RECORDS SUPPLIED
※ ※ ※
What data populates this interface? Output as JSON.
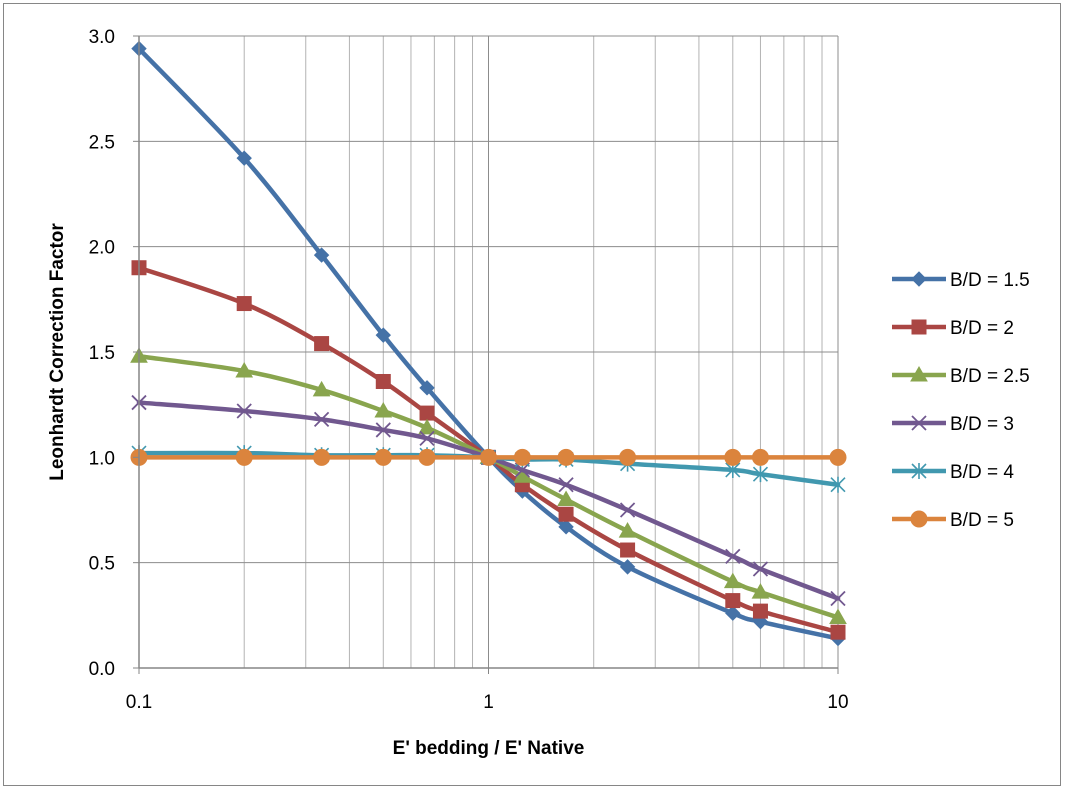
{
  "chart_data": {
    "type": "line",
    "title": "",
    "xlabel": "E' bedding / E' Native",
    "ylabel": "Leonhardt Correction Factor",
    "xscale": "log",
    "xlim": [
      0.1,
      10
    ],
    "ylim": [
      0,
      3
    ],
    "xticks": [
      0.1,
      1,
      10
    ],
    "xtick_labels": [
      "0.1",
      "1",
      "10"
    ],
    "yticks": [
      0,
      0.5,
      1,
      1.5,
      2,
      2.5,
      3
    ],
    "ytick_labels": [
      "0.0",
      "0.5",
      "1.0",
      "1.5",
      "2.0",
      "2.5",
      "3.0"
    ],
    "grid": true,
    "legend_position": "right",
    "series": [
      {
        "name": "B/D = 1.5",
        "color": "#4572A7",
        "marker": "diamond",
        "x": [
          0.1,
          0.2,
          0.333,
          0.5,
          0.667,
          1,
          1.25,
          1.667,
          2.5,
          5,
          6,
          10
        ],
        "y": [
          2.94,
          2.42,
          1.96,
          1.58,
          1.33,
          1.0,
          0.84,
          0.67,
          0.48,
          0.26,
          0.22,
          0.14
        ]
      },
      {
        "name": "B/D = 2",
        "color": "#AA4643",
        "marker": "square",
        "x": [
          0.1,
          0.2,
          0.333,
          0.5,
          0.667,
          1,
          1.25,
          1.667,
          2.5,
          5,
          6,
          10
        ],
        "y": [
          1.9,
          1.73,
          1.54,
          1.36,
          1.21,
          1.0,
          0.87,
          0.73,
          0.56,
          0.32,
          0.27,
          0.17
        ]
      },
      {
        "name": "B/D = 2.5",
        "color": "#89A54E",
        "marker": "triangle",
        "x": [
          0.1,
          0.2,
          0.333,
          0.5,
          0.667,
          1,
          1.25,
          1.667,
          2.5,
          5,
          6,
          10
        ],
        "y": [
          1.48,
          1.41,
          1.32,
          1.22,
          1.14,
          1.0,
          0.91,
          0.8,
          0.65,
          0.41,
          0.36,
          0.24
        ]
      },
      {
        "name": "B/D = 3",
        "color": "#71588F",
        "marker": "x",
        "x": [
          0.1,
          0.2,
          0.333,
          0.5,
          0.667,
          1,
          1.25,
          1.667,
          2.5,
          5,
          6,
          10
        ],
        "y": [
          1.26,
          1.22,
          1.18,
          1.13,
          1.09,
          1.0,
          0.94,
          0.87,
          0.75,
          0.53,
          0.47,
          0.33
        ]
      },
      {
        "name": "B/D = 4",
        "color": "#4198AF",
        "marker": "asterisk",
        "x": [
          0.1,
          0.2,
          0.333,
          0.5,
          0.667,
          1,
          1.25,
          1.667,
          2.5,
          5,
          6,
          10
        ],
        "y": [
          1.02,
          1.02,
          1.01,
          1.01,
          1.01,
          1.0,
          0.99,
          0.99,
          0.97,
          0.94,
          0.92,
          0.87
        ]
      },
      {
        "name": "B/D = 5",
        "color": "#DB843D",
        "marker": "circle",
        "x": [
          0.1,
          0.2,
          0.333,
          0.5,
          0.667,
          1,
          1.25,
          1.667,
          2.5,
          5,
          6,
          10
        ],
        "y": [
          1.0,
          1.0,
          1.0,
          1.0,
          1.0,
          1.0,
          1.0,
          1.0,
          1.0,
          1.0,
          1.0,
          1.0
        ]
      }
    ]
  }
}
※ ※ ※
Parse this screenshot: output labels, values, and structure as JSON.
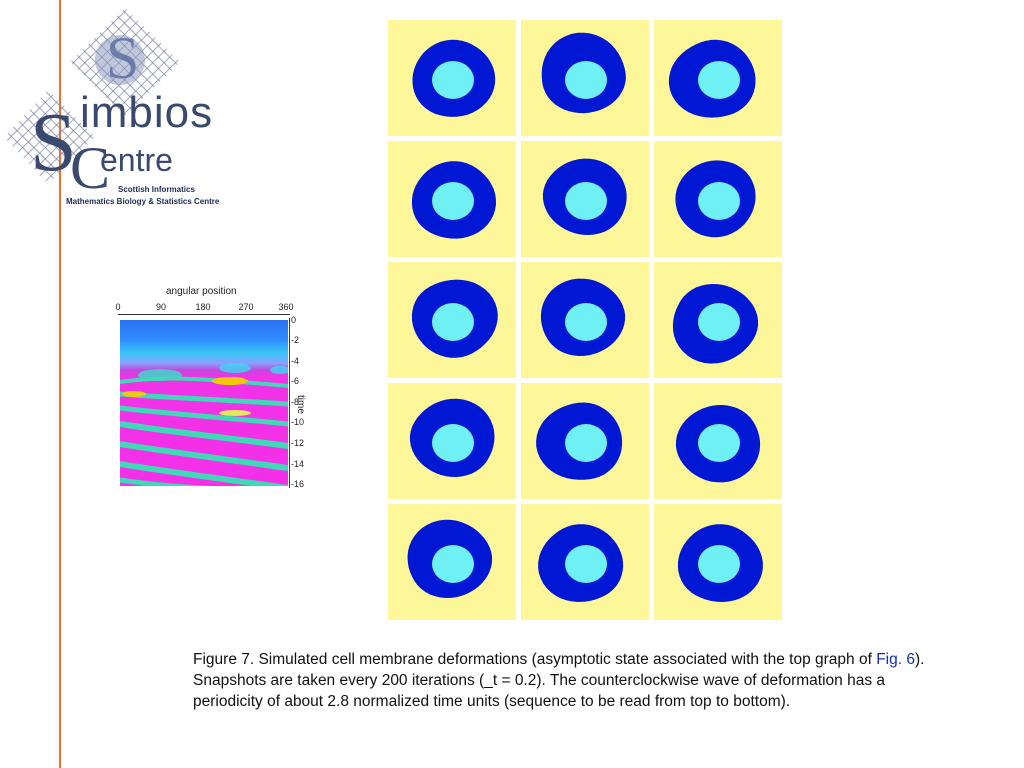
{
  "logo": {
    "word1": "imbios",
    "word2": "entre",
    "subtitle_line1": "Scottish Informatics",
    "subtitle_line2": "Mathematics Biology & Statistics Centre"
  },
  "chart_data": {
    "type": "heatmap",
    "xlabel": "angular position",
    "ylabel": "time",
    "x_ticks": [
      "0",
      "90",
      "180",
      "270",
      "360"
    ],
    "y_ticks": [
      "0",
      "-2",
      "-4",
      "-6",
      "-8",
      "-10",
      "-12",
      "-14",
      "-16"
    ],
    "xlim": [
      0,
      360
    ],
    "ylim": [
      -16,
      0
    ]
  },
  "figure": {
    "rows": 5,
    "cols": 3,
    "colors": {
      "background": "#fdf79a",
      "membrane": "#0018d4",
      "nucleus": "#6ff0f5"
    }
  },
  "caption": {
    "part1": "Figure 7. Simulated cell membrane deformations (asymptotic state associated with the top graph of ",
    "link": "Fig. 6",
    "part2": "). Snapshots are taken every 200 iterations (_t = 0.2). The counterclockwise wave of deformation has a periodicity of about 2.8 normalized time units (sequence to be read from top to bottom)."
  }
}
※ ※ ※
EXERCISE INSTRUCTIONS
In the entries above, identify every line with the string "xlabel".

ANSWER FOR THE TASK
    "xlabel": "E' bedding / E' Native",
    "xlabel": "angular position",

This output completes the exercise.